Show every line where "ylabel" occurs.
......
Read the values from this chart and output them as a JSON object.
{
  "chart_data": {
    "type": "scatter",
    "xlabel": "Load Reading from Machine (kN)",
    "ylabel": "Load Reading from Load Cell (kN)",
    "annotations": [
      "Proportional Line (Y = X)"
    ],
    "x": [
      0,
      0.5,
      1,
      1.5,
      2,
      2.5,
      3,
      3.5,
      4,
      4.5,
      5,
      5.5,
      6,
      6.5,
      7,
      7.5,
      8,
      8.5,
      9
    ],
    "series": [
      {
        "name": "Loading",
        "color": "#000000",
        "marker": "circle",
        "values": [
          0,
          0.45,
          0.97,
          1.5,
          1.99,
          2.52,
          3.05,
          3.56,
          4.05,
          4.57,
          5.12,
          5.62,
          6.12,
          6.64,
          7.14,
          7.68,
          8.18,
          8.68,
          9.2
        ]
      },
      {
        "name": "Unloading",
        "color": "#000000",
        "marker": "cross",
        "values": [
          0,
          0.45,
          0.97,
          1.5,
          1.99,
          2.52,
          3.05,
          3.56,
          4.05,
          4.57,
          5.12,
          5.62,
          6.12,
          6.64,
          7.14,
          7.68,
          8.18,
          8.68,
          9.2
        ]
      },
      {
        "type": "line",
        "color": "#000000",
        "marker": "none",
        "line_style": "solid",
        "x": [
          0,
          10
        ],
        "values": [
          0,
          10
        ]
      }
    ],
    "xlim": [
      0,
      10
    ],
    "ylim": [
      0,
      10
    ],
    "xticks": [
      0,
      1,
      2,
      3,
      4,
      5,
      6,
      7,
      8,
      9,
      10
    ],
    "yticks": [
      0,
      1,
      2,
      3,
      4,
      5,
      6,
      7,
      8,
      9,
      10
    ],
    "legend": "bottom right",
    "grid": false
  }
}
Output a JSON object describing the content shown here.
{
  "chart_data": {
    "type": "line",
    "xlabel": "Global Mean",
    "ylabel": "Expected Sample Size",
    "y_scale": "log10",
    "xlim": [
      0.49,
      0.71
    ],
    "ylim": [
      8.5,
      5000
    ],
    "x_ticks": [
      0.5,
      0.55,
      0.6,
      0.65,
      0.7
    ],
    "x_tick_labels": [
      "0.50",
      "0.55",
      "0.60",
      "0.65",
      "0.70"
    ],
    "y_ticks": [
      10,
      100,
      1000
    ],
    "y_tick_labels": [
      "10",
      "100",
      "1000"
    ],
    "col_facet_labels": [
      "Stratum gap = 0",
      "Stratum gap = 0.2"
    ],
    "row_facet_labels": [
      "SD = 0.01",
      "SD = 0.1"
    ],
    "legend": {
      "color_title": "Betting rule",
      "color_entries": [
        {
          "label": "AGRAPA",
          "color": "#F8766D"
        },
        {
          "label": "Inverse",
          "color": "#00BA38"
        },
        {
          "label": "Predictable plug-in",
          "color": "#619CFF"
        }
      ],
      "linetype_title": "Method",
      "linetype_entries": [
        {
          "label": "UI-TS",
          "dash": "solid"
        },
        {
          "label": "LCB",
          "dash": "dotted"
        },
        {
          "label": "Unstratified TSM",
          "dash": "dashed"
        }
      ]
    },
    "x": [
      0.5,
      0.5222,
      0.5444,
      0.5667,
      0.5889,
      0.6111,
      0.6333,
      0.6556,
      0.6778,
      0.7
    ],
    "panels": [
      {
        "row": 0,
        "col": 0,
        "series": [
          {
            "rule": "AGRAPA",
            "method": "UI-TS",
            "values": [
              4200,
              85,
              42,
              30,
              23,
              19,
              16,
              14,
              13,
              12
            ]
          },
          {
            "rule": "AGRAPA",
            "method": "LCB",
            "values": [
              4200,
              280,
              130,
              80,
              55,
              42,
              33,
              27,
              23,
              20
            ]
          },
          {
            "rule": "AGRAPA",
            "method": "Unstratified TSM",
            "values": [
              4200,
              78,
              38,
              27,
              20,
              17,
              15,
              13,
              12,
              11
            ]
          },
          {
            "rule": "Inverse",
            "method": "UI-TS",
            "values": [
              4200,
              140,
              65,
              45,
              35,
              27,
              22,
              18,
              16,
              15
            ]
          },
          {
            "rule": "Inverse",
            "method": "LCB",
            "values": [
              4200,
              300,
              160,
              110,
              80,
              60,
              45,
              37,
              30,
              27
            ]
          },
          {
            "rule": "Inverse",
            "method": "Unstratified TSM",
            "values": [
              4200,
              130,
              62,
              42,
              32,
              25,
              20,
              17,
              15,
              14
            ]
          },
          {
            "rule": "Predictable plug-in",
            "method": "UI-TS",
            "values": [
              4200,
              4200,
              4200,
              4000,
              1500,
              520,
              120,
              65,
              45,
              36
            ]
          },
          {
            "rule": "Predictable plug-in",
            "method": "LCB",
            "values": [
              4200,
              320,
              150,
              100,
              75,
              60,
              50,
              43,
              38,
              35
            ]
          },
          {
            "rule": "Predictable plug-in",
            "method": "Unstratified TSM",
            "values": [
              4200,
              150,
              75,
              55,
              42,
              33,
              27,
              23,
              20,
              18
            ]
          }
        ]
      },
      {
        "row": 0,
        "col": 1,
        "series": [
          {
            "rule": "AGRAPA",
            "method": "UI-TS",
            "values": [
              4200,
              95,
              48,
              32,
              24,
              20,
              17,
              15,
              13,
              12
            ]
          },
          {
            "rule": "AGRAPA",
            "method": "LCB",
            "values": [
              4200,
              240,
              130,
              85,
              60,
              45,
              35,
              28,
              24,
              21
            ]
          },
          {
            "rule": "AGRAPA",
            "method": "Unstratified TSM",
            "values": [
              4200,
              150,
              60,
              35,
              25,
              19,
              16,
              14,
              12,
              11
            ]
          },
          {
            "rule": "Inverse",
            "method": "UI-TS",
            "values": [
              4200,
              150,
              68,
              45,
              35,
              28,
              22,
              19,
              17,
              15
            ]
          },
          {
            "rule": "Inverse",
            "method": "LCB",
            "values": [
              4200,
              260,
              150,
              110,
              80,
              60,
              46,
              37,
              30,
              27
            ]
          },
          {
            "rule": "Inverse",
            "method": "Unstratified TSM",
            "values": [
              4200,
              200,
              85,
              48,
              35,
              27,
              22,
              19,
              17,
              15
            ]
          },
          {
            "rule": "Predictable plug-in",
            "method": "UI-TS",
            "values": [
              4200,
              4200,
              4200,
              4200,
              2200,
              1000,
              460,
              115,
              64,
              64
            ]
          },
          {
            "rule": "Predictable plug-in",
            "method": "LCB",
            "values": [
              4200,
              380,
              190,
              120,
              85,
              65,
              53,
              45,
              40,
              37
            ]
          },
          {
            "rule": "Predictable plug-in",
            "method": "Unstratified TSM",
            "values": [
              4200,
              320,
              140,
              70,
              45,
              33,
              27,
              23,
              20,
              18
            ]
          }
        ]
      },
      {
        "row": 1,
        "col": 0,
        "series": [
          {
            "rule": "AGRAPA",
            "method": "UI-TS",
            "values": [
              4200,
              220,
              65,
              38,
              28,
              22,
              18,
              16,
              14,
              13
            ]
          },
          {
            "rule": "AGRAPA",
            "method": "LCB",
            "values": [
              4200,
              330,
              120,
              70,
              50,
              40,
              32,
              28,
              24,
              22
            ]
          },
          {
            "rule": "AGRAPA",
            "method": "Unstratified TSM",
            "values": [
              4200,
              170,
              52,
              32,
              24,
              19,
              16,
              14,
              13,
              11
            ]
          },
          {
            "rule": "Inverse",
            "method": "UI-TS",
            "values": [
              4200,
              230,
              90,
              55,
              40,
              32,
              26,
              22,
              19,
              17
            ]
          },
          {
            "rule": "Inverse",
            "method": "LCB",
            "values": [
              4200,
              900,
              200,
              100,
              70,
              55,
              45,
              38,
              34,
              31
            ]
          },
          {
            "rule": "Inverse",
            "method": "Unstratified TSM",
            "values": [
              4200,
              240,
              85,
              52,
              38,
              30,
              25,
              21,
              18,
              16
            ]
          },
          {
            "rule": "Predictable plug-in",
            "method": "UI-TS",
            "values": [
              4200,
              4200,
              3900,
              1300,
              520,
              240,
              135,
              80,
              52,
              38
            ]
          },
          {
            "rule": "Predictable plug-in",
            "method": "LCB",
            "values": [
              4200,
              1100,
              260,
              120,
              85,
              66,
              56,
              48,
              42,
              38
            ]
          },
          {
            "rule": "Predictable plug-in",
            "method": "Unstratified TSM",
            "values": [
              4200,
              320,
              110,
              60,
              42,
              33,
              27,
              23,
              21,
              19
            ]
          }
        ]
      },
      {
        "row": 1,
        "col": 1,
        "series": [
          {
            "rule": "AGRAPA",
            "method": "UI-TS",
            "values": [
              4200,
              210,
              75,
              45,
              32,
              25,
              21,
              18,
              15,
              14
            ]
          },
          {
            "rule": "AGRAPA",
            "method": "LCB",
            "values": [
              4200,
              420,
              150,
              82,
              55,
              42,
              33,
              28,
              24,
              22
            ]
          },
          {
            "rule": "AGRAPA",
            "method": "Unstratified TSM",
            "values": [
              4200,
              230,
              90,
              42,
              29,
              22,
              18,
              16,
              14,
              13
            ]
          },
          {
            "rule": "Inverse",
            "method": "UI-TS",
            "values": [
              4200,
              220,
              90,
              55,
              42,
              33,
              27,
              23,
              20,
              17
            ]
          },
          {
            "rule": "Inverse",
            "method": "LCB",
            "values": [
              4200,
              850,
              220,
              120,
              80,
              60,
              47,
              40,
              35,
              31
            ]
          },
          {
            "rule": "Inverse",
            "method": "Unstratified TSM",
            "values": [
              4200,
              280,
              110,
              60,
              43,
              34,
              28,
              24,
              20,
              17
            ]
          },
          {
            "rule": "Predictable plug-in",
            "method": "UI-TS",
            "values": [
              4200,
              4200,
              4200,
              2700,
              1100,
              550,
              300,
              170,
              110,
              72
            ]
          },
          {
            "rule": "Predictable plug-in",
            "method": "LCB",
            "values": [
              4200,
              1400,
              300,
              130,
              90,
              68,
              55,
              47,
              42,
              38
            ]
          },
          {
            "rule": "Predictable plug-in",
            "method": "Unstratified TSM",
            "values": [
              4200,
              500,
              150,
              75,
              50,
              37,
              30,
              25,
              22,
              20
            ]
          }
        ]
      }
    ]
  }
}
......
• _Answer to the task_
    "ylabel": "Load Reading from Load Cell (kN)",
    "ylabel": "Expected Sample Size",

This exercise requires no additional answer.